■ GIVEN TASK ■
Your task is to extract every entry that follows word for word while excluding the pictures.

----------------

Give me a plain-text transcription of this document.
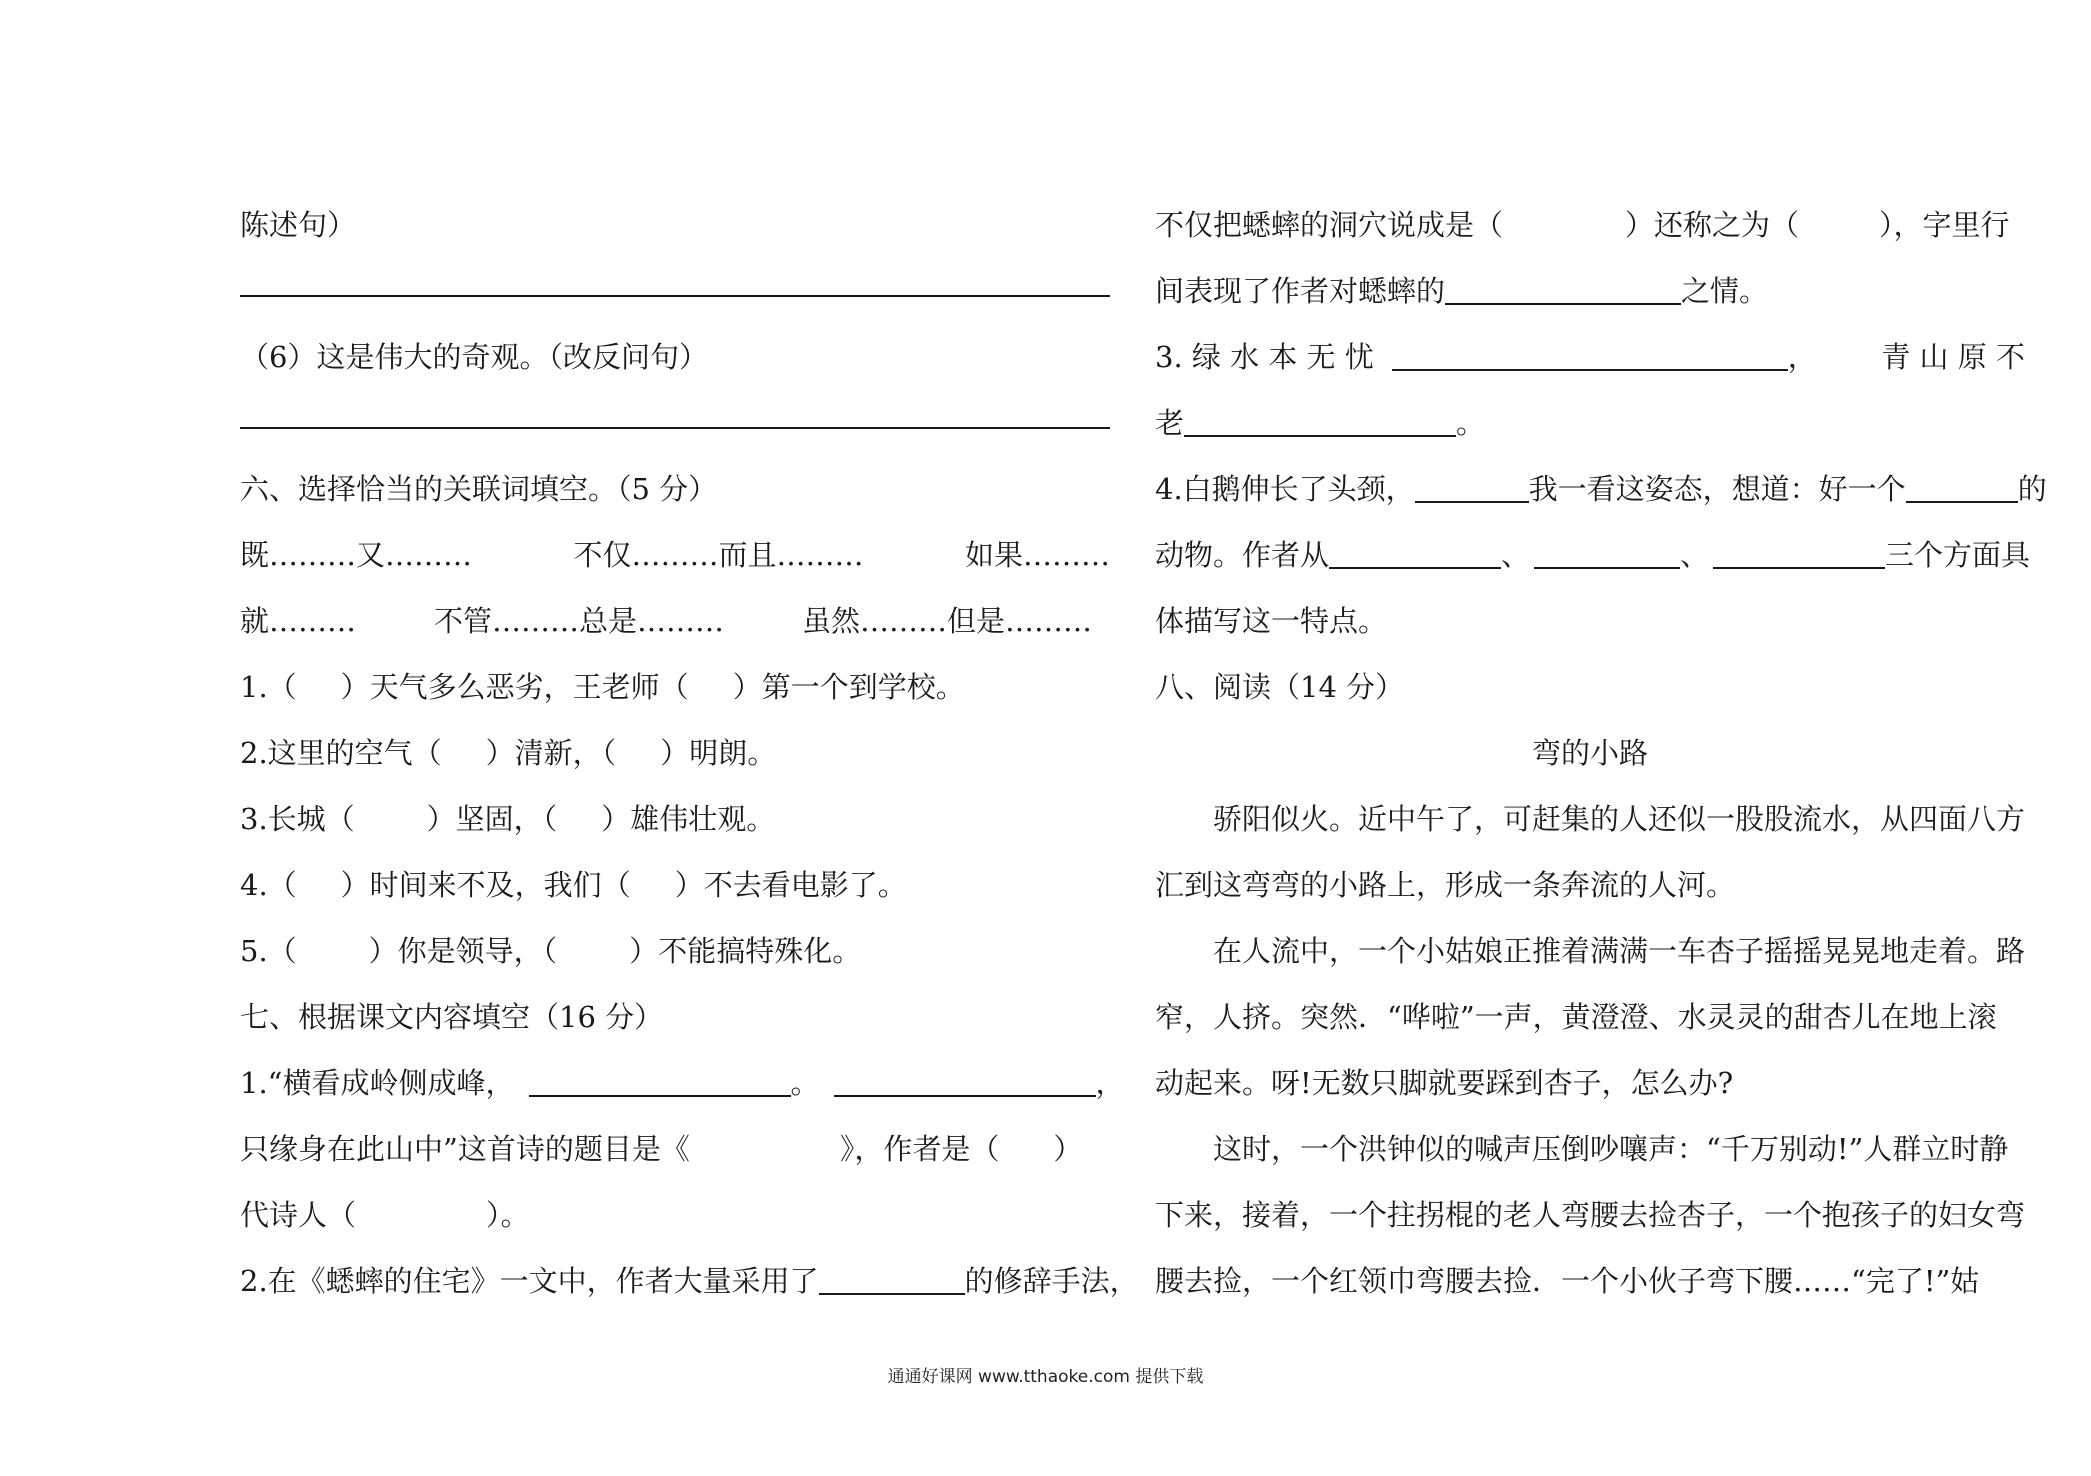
陈述句）
（6）这是伟大的奇观。（改反问句）
六、选择恰当的关联词填空。（5 分）
既………又………	不仅………而且………	如果………
就………	不管………总是………	虽然………但是………
1.（ ）天气多么恶劣，王老师（ ）第一个到学校。
2.这里的空气（ ）清新，（ ）明朗。
3.长城（ ）坚固，（ ）雄伟壮观。
4.（ ）时间来不及，我们（ ）不去看电影了。
5.（ ）你是领导，（ ）不能搞特殊化。
七、根据课文内容填空（16 分）
1.“横看成岭侧成峰，	。	，
只缘身在此山中”这首诗的题目是《	》，作者是（ ）
代诗人（	）。
2.在《蟋蟀的住宅》一文中，作者大量采用了	的修辞手法，
不仅把蟋蟀的洞穴说成是（	）还称之为（	），字里行
间表现了作者对蟋蟀的	之情。
3. 绿 水 本 无 忧	， 青 山 原 不
老	。
4.白鹅伸长了头颈，	我一看这姿态，想道：好一个	的
动物。作者从	、	、	三个方面具
体描写这一特点。
八、阅读（14 分）
弯的小路
骄阳似火。近中午了，可赶集的人还似一股股流水，从四面八方
汇到这弯弯的小路上，形成一条奔流的人河。
在人流中，一个小姑娘正推着满满一车杏子摇摇晃晃地走着。路
窄，人挤。突然．“哗啦”一声，黄澄澄、水灵灵的甜杏儿在地上滚
动起来。呀!无数只脚就要踩到杏子，怎么办?
这时，一个洪钟似的喊声压倒吵嚷声：“千万别动!”人群立时静
下来，接着，一个拄拐棍的老人弯腰去捡杏子，一个抱孩子的妇女弯
腰去捡，一个红领巾弯腰去捡．一个小伙子弯下腰……“完了!”姑
通通好课网 www.tthaoke.com 提供下载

----------------

■ EXERCISE ANSWER ■
Give me a plain-text transcription of this document.
陈述句）
（6）这是伟大的奇观。（改反问句）
六、选择恰当的关联词填空。（5 分）
既………又………	不仅………而且………	如果………
就………	不管………总是………	虽然………但是………
1.（ ）天气多么恶劣，王老师（ ）第一个到学校。
2.这里的空气（ ）清新，（ ）明朗。
3.长城（ ）坚固，（ ）雄伟壮观。
4.（ ）时间来不及，我们（ ）不去看电影了。
5.（ ）你是领导，（ ）不能搞特殊化。
七、根据课文内容填空（16 分）
1.“横看成岭侧成峰，	。	，
只缘身在此山中”这首诗的题目是《	》，作者是（ ）
代诗人（	）。
2.在《蟋蟀的住宅》一文中，作者大量采用了	的修辞手法，
不仅把蟋蟀的洞穴说成是（	）还称之为（	），字里行
间表现了作者对蟋蟀的	之情。
3. 绿 水 本 无 忧	， 青 山 原 不
老	。
4.白鹅伸长了头颈，	我一看这姿态，想道：好一个	的
动物。作者从	、	、	三个方面具
体描写这一特点。
八、阅读（14 分）
弯的小路
骄阳似火。近中午了，可赶集的人还似一股股流水，从四面八方
汇到这弯弯的小路上，形成一条奔流的人河。
在人流中，一个小姑娘正推着满满一车杏子摇摇晃晃地走着。路
窄，人挤。突然．“哗啦”一声，黄澄澄、水灵灵的甜杏儿在地上滚
动起来。呀!无数只脚就要踩到杏子，怎么办?
这时，一个洪钟似的喊声压倒吵嚷声：“千万别动!”人群立时静
下来，接着，一个拄拐棍的老人弯腰去捡杏子，一个抱孩子的妇女弯
腰去捡，一个红领巾弯腰去捡．一个小伙子弯下腰……“完了!”姑
通通好课网 www.tthaoke.com 提供下载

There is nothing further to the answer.